• _WHAT IS REQUIRED_: Read the records below. Copy each line where the string "subtitle" occurs.

^^^^^^^^^^^^^^^^

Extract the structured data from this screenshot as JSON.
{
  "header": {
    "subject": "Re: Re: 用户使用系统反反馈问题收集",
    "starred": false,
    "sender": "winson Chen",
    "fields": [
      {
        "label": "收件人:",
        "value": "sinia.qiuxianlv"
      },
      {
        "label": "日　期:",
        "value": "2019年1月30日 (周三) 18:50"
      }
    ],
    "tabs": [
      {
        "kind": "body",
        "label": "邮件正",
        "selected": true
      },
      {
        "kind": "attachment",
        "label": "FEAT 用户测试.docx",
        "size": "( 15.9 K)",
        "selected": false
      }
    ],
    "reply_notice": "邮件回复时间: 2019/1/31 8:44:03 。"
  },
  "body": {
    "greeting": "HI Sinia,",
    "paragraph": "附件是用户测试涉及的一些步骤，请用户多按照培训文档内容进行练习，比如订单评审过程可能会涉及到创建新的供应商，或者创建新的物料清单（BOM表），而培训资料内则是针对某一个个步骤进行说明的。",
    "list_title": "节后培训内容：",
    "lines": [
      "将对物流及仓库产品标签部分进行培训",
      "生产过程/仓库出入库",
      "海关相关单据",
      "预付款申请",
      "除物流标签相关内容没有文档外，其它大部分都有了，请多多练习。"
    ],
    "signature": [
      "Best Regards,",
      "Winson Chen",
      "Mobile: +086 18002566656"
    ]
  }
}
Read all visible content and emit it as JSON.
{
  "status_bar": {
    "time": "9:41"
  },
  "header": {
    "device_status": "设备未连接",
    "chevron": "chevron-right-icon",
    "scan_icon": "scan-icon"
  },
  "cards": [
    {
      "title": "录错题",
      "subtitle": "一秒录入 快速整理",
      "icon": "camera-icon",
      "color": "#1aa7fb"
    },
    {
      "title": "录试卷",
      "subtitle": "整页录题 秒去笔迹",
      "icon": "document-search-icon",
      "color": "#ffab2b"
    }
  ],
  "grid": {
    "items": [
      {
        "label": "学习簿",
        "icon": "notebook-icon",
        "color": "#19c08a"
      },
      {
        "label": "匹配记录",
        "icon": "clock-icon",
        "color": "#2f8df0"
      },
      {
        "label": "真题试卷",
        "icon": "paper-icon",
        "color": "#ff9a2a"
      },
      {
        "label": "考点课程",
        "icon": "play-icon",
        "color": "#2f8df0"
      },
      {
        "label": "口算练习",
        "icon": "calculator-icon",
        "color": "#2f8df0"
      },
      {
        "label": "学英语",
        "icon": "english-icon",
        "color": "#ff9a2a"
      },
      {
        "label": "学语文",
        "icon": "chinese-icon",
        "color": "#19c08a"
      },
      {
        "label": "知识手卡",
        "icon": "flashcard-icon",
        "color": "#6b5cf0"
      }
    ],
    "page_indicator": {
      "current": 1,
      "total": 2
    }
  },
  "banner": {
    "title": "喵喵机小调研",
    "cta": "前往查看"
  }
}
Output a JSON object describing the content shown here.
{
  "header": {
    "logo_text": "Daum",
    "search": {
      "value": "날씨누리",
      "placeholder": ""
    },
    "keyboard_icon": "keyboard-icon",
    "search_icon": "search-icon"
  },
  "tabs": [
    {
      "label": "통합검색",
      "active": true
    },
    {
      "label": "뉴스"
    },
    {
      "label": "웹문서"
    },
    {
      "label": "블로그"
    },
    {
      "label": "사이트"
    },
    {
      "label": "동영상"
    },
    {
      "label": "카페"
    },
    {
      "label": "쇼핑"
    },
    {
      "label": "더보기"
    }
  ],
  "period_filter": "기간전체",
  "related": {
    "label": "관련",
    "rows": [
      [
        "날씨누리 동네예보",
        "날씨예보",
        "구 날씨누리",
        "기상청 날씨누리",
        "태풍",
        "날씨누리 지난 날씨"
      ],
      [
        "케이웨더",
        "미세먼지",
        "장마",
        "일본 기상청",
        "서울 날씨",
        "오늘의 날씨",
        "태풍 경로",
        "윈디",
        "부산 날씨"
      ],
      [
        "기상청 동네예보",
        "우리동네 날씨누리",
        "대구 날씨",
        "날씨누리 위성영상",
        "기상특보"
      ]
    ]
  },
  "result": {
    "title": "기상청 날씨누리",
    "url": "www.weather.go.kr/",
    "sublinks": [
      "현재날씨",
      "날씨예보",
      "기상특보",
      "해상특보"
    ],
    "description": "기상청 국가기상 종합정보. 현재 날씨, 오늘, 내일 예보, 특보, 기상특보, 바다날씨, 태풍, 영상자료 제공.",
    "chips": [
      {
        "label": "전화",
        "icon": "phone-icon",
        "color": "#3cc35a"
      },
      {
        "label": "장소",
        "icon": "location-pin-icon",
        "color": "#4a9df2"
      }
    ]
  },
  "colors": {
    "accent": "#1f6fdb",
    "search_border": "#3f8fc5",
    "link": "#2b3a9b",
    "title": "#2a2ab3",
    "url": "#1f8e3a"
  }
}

^^^^^^^^^^^^^^^^

• _TASK SOLUTION_:
      "subtitle": "一秒录入 快速整理",
      "subtitle": "整页录题 秒去笔迹",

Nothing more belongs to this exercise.